[Start Given records]

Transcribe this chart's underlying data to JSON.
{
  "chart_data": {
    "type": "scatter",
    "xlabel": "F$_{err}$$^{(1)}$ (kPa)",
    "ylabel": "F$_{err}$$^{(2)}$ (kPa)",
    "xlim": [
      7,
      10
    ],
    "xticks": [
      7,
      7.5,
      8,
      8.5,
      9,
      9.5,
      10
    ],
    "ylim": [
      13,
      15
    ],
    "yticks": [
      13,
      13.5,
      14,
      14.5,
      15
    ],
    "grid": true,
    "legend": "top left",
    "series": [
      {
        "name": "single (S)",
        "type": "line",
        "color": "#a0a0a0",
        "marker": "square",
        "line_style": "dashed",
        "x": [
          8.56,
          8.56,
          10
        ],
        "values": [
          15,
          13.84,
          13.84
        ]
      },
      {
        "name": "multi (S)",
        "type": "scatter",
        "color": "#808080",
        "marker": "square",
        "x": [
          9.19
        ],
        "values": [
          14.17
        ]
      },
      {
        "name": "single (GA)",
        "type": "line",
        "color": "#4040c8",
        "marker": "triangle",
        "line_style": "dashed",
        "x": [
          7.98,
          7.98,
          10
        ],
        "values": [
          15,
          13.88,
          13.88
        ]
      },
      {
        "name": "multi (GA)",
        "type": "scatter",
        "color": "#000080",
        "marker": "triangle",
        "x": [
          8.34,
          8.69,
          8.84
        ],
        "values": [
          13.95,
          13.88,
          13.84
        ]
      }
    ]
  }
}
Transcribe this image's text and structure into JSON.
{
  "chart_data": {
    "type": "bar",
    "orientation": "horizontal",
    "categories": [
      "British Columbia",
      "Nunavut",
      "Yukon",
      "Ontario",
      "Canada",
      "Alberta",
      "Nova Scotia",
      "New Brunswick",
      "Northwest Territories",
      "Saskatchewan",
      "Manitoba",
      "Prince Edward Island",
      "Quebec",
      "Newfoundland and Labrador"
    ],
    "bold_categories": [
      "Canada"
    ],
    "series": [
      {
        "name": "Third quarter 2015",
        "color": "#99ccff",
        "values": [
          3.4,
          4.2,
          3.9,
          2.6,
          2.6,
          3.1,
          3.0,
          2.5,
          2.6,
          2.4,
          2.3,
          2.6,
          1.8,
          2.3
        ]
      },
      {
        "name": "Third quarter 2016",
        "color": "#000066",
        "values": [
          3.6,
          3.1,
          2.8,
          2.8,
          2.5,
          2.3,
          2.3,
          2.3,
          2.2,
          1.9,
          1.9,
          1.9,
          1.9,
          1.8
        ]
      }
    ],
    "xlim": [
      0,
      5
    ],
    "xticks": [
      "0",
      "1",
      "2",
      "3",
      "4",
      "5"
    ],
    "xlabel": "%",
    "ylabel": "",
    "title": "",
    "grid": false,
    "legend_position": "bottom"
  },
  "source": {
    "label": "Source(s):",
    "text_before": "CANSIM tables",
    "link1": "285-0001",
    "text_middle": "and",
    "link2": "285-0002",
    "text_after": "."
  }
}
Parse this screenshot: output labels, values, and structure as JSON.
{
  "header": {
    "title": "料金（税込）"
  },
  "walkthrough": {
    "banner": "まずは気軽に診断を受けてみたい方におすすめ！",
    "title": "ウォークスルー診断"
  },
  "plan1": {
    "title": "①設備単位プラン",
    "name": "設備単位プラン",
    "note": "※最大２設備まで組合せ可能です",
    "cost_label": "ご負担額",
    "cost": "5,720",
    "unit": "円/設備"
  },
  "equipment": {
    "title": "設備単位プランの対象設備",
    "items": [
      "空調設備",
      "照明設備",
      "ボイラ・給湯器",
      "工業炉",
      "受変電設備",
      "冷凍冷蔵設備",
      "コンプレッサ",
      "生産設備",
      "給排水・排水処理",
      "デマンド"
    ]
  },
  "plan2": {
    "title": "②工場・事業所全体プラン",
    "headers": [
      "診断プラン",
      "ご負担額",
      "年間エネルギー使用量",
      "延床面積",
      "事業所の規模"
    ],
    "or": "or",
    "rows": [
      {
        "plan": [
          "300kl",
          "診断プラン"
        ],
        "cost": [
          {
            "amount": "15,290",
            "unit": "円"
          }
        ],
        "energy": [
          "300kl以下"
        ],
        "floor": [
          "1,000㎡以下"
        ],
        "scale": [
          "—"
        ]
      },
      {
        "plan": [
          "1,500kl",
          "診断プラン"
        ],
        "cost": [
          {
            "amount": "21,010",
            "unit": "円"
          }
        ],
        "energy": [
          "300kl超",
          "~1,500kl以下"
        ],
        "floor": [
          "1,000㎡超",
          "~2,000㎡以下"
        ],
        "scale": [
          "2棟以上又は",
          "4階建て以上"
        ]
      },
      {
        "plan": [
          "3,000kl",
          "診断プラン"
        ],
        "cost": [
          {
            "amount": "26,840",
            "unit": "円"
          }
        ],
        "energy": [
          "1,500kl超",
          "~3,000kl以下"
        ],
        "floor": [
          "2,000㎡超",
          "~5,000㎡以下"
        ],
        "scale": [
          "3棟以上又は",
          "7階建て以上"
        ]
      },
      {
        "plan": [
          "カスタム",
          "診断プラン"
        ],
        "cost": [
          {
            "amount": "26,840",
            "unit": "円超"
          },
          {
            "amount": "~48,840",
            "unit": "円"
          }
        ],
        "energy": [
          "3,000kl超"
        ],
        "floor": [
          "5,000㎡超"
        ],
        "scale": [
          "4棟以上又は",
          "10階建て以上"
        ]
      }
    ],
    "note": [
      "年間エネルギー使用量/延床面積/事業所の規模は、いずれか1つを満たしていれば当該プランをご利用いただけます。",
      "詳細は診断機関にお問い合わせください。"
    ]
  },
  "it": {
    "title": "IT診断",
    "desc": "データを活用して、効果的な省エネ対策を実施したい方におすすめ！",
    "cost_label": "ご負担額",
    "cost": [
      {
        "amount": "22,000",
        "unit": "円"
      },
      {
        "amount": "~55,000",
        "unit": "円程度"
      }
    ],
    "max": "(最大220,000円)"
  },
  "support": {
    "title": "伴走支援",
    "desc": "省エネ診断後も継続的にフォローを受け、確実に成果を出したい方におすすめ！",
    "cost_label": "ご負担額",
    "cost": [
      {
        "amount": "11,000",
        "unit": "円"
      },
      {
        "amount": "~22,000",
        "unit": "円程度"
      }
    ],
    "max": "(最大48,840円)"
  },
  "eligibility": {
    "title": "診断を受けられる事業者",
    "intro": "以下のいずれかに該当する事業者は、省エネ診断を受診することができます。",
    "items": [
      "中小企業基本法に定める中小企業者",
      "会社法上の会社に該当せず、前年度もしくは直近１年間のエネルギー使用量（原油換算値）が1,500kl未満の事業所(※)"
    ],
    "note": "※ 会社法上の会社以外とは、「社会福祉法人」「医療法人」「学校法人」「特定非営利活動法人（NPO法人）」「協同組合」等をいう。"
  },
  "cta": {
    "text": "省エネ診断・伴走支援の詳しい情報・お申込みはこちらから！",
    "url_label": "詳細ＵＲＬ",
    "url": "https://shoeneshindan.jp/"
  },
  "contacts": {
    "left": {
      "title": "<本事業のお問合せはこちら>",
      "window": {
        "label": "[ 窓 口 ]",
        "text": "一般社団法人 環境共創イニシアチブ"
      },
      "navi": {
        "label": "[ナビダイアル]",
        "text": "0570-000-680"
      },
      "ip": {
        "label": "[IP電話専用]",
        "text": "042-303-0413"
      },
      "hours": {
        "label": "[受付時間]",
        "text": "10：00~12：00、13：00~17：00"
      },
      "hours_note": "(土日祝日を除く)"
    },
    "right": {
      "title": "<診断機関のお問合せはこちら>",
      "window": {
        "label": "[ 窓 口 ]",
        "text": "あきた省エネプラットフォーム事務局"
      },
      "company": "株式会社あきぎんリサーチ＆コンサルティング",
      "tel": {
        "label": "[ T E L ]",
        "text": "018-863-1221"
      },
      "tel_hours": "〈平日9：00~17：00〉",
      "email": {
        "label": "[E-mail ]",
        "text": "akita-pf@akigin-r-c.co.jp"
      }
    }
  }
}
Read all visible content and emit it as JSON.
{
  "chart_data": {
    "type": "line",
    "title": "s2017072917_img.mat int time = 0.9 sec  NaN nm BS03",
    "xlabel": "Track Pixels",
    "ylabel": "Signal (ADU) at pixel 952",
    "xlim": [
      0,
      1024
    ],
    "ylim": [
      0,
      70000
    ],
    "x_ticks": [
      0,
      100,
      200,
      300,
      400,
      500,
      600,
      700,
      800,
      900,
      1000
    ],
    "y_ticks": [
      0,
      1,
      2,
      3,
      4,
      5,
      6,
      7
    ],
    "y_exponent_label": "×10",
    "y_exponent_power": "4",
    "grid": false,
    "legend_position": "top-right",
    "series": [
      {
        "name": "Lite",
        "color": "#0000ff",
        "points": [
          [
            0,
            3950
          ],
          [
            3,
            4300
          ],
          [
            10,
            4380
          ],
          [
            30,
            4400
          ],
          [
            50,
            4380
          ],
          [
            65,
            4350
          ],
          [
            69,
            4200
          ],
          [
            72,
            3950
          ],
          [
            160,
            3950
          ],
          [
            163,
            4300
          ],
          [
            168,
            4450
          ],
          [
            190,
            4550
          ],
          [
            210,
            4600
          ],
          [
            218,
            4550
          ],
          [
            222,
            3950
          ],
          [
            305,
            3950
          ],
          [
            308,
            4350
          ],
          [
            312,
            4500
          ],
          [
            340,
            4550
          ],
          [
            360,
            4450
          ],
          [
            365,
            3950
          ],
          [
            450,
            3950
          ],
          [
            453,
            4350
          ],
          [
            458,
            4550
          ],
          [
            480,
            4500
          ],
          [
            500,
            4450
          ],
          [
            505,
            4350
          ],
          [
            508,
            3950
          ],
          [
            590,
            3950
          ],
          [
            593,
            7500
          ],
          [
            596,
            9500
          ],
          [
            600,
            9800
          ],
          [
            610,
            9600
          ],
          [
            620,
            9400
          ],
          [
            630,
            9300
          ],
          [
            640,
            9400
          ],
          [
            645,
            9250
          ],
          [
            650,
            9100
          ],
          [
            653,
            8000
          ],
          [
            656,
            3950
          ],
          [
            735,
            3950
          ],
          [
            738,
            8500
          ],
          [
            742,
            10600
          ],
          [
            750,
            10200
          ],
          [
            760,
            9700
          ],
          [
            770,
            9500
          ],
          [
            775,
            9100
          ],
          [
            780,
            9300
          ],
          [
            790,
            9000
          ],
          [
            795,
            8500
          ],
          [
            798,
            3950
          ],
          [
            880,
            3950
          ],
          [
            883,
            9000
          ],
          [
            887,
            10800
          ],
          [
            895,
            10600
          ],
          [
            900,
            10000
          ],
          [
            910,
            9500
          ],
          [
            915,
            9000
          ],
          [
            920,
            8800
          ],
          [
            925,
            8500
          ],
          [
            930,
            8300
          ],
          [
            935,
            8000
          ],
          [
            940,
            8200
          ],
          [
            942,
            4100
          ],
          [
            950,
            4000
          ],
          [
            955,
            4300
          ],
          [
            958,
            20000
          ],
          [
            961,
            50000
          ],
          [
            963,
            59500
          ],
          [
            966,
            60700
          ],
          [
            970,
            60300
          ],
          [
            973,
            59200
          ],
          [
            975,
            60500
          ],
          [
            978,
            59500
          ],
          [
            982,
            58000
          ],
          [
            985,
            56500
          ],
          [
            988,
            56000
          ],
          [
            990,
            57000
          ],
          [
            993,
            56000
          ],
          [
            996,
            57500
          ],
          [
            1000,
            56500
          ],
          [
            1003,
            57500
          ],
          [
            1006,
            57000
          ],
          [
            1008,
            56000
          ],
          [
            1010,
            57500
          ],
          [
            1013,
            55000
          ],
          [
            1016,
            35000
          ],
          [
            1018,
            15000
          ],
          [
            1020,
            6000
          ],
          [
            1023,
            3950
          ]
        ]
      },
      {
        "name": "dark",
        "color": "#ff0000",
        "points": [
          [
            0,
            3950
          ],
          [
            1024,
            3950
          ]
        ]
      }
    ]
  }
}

[End Given records]

__What needs to be done__
Which lines hold the word "年間エネルギー使用量"? Return all of them from the records above.

__The answer__
      "年間エネルギー使用量",
      "年間エネルギー使用量/延床面積/事業所の規模は、いずれか1つを満たしていれば当該プランをご利用いただけます。",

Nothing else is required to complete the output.